— begin Records to process —
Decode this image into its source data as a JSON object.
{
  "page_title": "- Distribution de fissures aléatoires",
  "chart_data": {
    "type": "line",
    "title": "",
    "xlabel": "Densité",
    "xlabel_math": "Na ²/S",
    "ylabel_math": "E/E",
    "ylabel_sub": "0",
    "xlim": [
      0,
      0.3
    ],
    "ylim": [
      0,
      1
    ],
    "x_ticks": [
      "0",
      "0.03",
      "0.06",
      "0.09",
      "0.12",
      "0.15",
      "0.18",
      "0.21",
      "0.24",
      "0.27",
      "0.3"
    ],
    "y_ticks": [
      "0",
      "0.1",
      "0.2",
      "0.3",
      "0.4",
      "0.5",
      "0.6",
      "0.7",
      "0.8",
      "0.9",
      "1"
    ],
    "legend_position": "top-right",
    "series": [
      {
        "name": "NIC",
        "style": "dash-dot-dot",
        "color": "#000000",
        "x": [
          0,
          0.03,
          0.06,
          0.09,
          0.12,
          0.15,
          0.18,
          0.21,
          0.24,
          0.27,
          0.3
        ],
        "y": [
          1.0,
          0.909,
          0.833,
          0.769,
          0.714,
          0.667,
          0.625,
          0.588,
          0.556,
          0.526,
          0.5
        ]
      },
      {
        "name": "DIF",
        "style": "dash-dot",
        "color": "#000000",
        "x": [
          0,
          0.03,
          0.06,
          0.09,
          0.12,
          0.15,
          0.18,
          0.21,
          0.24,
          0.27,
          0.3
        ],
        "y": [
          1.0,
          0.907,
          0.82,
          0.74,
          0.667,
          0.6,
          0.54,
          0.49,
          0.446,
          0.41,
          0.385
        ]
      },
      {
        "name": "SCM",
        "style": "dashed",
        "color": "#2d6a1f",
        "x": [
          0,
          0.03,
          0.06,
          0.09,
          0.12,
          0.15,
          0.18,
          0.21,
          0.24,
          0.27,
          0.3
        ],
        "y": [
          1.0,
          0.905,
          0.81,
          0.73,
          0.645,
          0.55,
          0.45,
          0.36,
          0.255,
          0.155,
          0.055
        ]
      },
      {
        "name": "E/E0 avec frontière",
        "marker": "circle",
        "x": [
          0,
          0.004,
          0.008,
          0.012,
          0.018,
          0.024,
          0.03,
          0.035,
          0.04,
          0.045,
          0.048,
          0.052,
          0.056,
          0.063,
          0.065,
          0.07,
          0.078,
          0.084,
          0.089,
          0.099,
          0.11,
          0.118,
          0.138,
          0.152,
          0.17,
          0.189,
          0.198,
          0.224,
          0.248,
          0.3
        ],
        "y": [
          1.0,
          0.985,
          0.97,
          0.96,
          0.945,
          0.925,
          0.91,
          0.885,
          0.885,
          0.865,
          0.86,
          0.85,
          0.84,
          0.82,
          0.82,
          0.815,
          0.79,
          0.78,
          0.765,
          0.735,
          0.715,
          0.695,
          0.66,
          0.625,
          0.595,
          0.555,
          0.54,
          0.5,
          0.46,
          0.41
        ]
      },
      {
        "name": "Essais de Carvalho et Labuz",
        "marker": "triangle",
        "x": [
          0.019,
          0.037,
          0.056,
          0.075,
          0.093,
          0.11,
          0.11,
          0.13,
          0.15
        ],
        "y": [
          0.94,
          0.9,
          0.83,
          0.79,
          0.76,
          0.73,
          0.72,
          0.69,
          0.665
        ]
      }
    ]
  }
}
— end Records to process —
• Problem description
Print the records above exactly as they appear.

• Exercise response
Decode this image into its source data as a JSON object.
{
  "page_title": "- Distribution de fissures aléatoires",
  "chart_data": {
    "type": "line",
    "title": "",
    "xlabel": "Densité",
    "xlabel_math": "Na ²/S",
    "ylabel_math": "E/E",
    "ylabel_sub": "0",
    "xlim": [
      0,
      0.3
    ],
    "ylim": [
      0,
      1
    ],
    "x_ticks": [
      "0",
      "0.03",
      "0.06",
      "0.09",
      "0.12",
      "0.15",
      "0.18",
      "0.21",
      "0.24",
      "0.27",
      "0.3"
    ],
    "y_ticks": [
      "0",
      "0.1",
      "0.2",
      "0.3",
      "0.4",
      "0.5",
      "0.6",
      "0.7",
      "0.8",
      "0.9",
      "1"
    ],
    "legend_position": "top-right",
    "series": [
      {
        "name": "NIC",
        "style": "dash-dot-dot",
        "color": "#000000",
        "x": [
          0,
          0.03,
          0.06,
          0.09,
          0.12,
          0.15,
          0.18,
          0.21,
          0.24,
          0.27,
          0.3
        ],
        "y": [
          1.0,
          0.909,
          0.833,
          0.769,
          0.714,
          0.667,
          0.625,
          0.588,
          0.556,
          0.526,
          0.5
        ]
      },
      {
        "name": "DIF",
        "style": "dash-dot",
        "color": "#000000",
        "x": [
          0,
          0.03,
          0.06,
          0.09,
          0.12,
          0.15,
          0.18,
          0.21,
          0.24,
          0.27,
          0.3
        ],
        "y": [
          1.0,
          0.907,
          0.82,
          0.74,
          0.667,
          0.6,
          0.54,
          0.49,
          0.446,
          0.41,
          0.385
        ]
      },
      {
        "name": "SCM",
        "style": "dashed",
        "color": "#2d6a1f",
        "x": [
          0,
          0.03,
          0.06,
          0.09,
          0.12,
          0.15,
          0.18,
          0.21,
          0.24,
          0.27,
          0.3
        ],
        "y": [
          1.0,
          0.905,
          0.81,
          0.73,
          0.645,
          0.55,
          0.45,
          0.36,
          0.255,
          0.155,
          0.055
        ]
      },
      {
        "name": "E/E0 avec frontière",
        "marker": "circle",
        "x": [
          0,
          0.004,
          0.008,
          0.012,
          0.018,
          0.024,
          0.03,
          0.035,
          0.04,
          0.045,
          0.048,
          0.052,
          0.056,
          0.063,
          0.065,
          0.07,
          0.078,
          0.084,
          0.089,
          0.099,
          0.11,
          0.118,
          0.138,
          0.152,
          0.17,
          0.189,
          0.198,
          0.224,
          0.248,
          0.3
        ],
        "y": [
          1.0,
          0.985,
          0.97,
          0.96,
          0.945,
          0.925,
          0.91,
          0.885,
          0.885,
          0.865,
          0.86,
          0.85,
          0.84,
          0.82,
          0.82,
          0.815,
          0.79,
          0.78,
          0.765,
          0.735,
          0.715,
          0.695,
          0.66,
          0.625,
          0.595,
          0.555,
          0.54,
          0.5,
          0.46,
          0.41
        ]
      },
      {
        "name": "Essais de Carvalho et Labuz",
        "marker": "triangle",
        "x": [
          0.019,
          0.037,
          0.056,
          0.075,
          0.093,
          0.11,
          0.11,
          0.13,
          0.15
        ],
        "y": [
          0.94,
          0.9,
          0.83,
          0.79,
          0.76,
          0.73,
          0.72,
          0.69,
          0.665
        ]
      }
    ]
  }
}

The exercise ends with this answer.